▶ Data for this exercise
⟨

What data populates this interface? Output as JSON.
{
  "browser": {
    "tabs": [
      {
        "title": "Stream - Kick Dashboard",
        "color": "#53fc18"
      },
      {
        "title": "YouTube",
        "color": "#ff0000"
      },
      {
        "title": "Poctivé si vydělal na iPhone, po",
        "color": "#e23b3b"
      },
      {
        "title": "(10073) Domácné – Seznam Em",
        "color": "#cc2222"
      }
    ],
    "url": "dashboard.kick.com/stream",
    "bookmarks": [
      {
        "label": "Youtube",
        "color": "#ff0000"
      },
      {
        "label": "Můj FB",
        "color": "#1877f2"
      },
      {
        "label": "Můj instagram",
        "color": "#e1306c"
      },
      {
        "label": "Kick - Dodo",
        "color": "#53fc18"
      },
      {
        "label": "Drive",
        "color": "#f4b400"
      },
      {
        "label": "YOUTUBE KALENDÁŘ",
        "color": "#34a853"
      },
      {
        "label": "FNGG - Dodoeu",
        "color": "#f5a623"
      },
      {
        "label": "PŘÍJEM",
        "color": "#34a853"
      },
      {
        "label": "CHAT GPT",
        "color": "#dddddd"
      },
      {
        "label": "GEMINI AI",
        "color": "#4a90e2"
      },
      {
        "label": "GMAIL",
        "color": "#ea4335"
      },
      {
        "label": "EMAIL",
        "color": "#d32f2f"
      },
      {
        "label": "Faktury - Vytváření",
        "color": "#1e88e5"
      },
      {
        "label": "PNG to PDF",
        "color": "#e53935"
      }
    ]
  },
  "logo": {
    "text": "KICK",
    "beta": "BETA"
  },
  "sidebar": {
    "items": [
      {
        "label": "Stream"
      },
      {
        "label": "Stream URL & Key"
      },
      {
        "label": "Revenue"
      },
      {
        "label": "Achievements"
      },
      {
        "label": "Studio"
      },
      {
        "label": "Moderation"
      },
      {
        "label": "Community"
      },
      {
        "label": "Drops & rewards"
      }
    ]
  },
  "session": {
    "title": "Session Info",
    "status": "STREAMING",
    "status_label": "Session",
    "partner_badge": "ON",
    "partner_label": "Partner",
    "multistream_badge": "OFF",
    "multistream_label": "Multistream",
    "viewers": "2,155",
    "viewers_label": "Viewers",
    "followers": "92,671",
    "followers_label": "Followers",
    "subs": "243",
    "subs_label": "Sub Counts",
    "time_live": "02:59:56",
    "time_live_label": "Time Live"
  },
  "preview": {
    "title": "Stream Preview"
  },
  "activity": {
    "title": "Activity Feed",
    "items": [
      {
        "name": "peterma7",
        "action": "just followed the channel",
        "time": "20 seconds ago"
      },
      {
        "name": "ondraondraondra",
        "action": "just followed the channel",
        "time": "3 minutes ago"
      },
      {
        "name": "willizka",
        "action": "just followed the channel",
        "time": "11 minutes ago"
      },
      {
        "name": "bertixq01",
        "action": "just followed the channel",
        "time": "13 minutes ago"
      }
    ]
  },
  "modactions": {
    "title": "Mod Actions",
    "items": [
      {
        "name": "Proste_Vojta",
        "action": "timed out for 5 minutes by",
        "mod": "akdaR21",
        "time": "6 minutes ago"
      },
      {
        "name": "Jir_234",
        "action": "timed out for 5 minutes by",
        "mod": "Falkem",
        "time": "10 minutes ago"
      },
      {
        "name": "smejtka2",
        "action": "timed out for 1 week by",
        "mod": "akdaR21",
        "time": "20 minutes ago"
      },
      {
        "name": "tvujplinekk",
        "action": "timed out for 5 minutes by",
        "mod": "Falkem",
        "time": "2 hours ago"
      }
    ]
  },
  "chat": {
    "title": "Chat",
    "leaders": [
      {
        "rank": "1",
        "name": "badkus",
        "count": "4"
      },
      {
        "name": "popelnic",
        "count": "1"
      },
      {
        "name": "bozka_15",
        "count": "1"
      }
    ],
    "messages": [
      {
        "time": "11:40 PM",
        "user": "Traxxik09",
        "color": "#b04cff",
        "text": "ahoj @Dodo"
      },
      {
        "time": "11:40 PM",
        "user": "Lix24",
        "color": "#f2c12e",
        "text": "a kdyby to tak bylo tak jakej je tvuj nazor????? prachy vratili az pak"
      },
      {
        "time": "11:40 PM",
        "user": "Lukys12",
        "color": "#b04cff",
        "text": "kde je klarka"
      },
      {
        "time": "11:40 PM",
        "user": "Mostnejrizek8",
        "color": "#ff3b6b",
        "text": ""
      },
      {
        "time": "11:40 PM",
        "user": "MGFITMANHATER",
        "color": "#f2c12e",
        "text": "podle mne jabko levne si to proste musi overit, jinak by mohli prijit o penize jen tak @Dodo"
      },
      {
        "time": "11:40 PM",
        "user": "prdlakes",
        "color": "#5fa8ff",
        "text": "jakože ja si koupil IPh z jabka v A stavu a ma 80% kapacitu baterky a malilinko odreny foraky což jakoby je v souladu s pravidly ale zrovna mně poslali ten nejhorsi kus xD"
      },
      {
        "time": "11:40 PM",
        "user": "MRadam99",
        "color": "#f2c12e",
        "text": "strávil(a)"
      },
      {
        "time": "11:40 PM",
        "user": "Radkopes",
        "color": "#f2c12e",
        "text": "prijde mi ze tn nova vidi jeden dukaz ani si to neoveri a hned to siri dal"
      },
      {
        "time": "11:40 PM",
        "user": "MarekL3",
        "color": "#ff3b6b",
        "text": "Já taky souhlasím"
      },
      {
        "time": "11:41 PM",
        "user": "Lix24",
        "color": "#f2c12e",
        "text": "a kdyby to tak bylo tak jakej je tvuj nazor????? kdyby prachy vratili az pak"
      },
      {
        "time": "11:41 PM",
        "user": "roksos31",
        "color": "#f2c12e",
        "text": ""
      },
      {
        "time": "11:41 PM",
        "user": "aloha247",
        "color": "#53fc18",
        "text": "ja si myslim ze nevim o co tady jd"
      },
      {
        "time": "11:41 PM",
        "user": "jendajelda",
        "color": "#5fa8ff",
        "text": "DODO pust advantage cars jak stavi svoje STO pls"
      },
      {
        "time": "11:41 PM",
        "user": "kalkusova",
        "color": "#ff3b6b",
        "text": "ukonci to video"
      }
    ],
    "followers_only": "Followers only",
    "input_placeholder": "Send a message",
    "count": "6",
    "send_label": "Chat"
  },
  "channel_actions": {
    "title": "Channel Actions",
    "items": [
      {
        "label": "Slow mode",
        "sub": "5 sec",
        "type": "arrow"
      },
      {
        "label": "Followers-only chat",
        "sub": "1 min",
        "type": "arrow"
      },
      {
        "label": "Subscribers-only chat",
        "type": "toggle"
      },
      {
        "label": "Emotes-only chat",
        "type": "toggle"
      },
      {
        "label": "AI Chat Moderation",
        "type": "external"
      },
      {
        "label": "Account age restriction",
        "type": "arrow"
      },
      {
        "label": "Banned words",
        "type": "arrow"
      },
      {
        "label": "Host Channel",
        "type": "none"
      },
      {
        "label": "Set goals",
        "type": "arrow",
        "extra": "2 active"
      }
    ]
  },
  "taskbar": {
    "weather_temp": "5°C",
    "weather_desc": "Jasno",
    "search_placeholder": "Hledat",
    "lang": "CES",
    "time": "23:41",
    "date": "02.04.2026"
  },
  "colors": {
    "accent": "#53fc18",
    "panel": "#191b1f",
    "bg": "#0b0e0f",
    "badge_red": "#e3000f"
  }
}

⟩

▶ Your task
Working from the material above, retype it in its entirety without change.

▶ Task solution
What data populates this interface? Output as JSON.
{
  "browser": {
    "tabs": [
      {
        "title": "Stream - Kick Dashboard",
        "color": "#53fc18"
      },
      {
        "title": "YouTube",
        "color": "#ff0000"
      },
      {
        "title": "Poctivé si vydělal na iPhone, po",
        "color": "#e23b3b"
      },
      {
        "title": "(10073) Domácné – Seznam Em",
        "color": "#cc2222"
      }
    ],
    "url": "dashboard.kick.com/stream",
    "bookmarks": [
      {
        "label": "Youtube",
        "color": "#ff0000"
      },
      {
        "label": "Můj FB",
        "color": "#1877f2"
      },
      {
        "label": "Můj instagram",
        "color": "#e1306c"
      },
      {
        "label": "Kick - Dodo",
        "color": "#53fc18"
      },
      {
        "label": "Drive",
        "color": "#f4b400"
      },
      {
        "label": "YOUTUBE KALENDÁŘ",
        "color": "#34a853"
      },
      {
        "label": "FNGG - Dodoeu",
        "color": "#f5a623"
      },
      {
        "label": "PŘÍJEM",
        "color": "#34a853"
      },
      {
        "label": "CHAT GPT",
        "color": "#dddddd"
      },
      {
        "label": "GEMINI AI",
        "color": "#4a90e2"
      },
      {
        "label": "GMAIL",
        "color": "#ea4335"
      },
      {
        "label": "EMAIL",
        "color": "#d32f2f"
      },
      {
        "label": "Faktury - Vytváření",
        "color": "#1e88e5"
      },
      {
        "label": "PNG to PDF",
        "color": "#e53935"
      }
    ]
  },
  "logo": {
    "text": "KICK",
    "beta": "BETA"
  },
  "sidebar": {
    "items": [
      {
        "label": "Stream"
      },
      {
        "label": "Stream URL & Key"
      },
      {
        "label": "Revenue"
      },
      {
        "label": "Achievements"
      },
      {
        "label": "Studio"
      },
      {
        "label": "Moderation"
      },
      {
        "label": "Community"
      },
      {
        "label": "Drops & rewards"
      }
    ]
  },
  "session": {
    "title": "Session Info",
    "status": "STREAMING",
    "status_label": "Session",
    "partner_badge": "ON",
    "partner_label": "Partner",
    "multistream_badge": "OFF",
    "multistream_label": "Multistream",
    "viewers": "2,155",
    "viewers_label": "Viewers",
    "followers": "92,671",
    "followers_label": "Followers",
    "subs": "243",
    "subs_label": "Sub Counts",
    "time_live": "02:59:56",
    "time_live_label": "Time Live"
  },
  "preview": {
    "title": "Stream Preview"
  },
  "activity": {
    "title": "Activity Feed",
    "items": [
      {
        "name": "peterma7",
        "action": "just followed the channel",
        "time": "20 seconds ago"
      },
      {
        "name": "ondraondraondra",
        "action": "just followed the channel",
        "time": "3 minutes ago"
      },
      {
        "name": "willizka",
        "action": "just followed the channel",
        "time": "11 minutes ago"
      },
      {
        "name": "bertixq01",
        "action": "just followed the channel",
        "time": "13 minutes ago"
      }
    ]
  },
  "modactions": {
    "title": "Mod Actions",
    "items": [
      {
        "name": "Proste_Vojta",
        "action": "timed out for 5 minutes by",
        "mod": "akdaR21",
        "time": "6 minutes ago"
      },
      {
        "name": "Jir_234",
        "action": "timed out for 5 minutes by",
        "mod": "Falkem",
        "time": "10 minutes ago"
      },
      {
        "name": "smejtka2",
        "action": "timed out for 1 week by",
        "mod": "akdaR21",
        "time": "20 minutes ago"
      },
      {
        "name": "tvujplinekk",
        "action": "timed out for 5 minutes by",
        "mod": "Falkem",
        "time": "2 hours ago"
      }
    ]
  },
  "chat": {
    "title": "Chat",
    "leaders": [
      {
        "rank": "1",
        "name": "badkus",
        "count": "4"
      },
      {
        "name": "popelnic",
        "count": "1"
      },
      {
        "name": "bozka_15",
        "count": "1"
      }
    ],
    "messages": [
      {
        "time": "11:40 PM",
        "user": "Traxxik09",
        "color": "#b04cff",
        "text": "ahoj @Dodo"
      },
      {
        "time": "11:40 PM",
        "user": "Lix24",
        "color": "#f2c12e",
        "text": "a kdyby to tak bylo tak jakej je tvuj nazor????? prachy vratili az pak"
      },
      {
        "time": "11:40 PM",
        "user": "Lukys12",
        "color": "#b04cff",
        "text": "kde je klarka"
      },
      {
        "time": "11:40 PM",
        "user": "Mostnejrizek8",
        "color": "#ff3b6b",
        "text": ""
      },
      {
        "time": "11:40 PM",
        "user": "MGFITMANHATER",
        "color": "#f2c12e",
        "text": "podle mne jabko levne si to proste musi overit, jinak by mohli prijit o penize jen tak @Dodo"
      },
      {
        "time": "11:40 PM",
        "user": "prdlakes",
        "color": "#5fa8ff",
        "text": "jakože ja si koupil IPh z jabka v A stavu a ma 80% kapacitu baterky a malilinko odreny foraky což jakoby je v souladu s pravidly ale zrovna mně poslali ten nejhorsi kus xD"
      },
      {
        "time": "11:40 PM",
        "user": "MRadam99",
        "color": "#f2c12e",
        "text": "strávil(a)"
      },
      {
        "time": "11:40 PM",
        "user": "Radkopes",
        "color": "#f2c12e",
        "text": "prijde mi ze tn nova vidi jeden dukaz ani si to neoveri a hned to siri dal"
      },
      {
        "time": "11:40 PM",
        "user": "MarekL3",
        "color": "#ff3b6b",
        "text": "Já taky souhlasím"
      },
      {
        "time": "11:41 PM",
        "user": "Lix24",
        "color": "#f2c12e",
        "text": "a kdyby to tak bylo tak jakej je tvuj nazor????? kdyby prachy vratili az pak"
      },
      {
        "time": "11:41 PM",
        "user": "roksos31",
        "color": "#f2c12e",
        "text": ""
      },
      {
        "time": "11:41 PM",
        "user": "aloha247",
        "color": "#53fc18",
        "text": "ja si myslim ze nevim o co tady jd"
      },
      {
        "time": "11:41 PM",
        "user": "jendajelda",
        "color": "#5fa8ff",
        "text": "DODO pust advantage cars jak stavi svoje STO pls"
      },
      {
        "time": "11:41 PM",
        "user": "kalkusova",
        "color": "#ff3b6b",
        "text": "ukonci to video"
      }
    ],
    "followers_only": "Followers only",
    "input_placeholder": "Send a message",
    "count": "6",
    "send_label": "Chat"
  },
  "channel_actions": {
    "title": "Channel Actions",
    "items": [
      {
        "label": "Slow mode",
        "sub": "5 sec",
        "type": "arrow"
      },
      {
        "label": "Followers-only chat",
        "sub": "1 min",
        "type": "arrow"
      },
      {
        "label": "Subscribers-only chat",
        "type": "toggle"
      },
      {
        "label": "Emotes-only chat",
        "type": "toggle"
      },
      {
        "label": "AI Chat Moderation",
        "type": "external"
      },
      {
        "label": "Account age restriction",
        "type": "arrow"
      },
      {
        "label": "Banned words",
        "type": "arrow"
      },
      {
        "label": "Host Channel",
        "type": "none"
      },
      {
        "label": "Set goals",
        "type": "arrow",
        "extra": "2 active"
      }
    ]
  },
  "taskbar": {
    "weather_temp": "5°C",
    "weather_desc": "Jasno",
    "search_placeholder": "Hledat",
    "lang": "CES",
    "time": "23:41",
    "date": "02.04.2026"
  },
  "colors": {
    "accent": "#53fc18",
    "panel": "#191b1f",
    "bg": "#0b0e0f",
    "badge_red": "#e3000f"
  }
}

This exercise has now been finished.